*Goal of the exercise*: Return each line containing the string "more".

*Extracted entries*:
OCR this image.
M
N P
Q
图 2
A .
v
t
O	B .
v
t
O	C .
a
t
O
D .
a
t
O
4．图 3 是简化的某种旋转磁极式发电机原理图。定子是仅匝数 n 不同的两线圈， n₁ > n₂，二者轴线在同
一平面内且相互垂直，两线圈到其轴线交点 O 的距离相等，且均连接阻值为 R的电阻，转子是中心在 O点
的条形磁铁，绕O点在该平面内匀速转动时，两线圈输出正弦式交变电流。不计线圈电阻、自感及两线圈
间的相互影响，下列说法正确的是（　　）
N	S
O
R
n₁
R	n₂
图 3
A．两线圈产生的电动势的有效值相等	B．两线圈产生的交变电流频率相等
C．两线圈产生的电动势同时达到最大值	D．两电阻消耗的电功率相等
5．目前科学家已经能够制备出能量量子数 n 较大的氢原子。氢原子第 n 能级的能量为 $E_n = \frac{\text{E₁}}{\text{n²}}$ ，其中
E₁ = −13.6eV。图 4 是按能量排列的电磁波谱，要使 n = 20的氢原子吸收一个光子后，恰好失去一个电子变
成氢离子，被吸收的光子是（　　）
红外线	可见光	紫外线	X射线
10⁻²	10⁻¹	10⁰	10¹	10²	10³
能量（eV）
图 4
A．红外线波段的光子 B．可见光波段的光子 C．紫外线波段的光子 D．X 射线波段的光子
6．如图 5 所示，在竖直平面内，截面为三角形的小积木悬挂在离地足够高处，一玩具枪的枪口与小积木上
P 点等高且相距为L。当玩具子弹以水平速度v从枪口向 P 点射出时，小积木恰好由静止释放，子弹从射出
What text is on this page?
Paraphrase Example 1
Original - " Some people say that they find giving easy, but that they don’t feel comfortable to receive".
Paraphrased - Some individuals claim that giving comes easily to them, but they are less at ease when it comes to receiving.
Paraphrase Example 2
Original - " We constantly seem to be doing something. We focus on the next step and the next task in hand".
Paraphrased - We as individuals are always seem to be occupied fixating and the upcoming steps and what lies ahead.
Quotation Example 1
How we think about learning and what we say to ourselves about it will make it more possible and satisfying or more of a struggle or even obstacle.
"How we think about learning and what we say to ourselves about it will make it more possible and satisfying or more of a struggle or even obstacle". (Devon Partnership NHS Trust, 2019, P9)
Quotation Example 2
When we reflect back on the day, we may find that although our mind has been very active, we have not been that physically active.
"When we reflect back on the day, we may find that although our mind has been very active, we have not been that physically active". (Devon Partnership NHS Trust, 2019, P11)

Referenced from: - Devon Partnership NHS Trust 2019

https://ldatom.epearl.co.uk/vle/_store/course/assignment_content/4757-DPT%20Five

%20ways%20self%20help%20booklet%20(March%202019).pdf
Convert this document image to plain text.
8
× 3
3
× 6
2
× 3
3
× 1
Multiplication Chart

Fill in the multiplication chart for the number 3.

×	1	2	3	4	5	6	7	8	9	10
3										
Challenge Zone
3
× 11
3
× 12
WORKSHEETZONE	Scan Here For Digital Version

*Output of the task*:
How we think about learning and what we say to ourselves about it will make it more possible and satisfying or more of a struggle or even obstacle.
"How we think about learning and what we say to ourselves about it will make it more possible and satisfying or more of a struggle or even obstacle". (Devon Partnership NHS Trust, 2019, P9)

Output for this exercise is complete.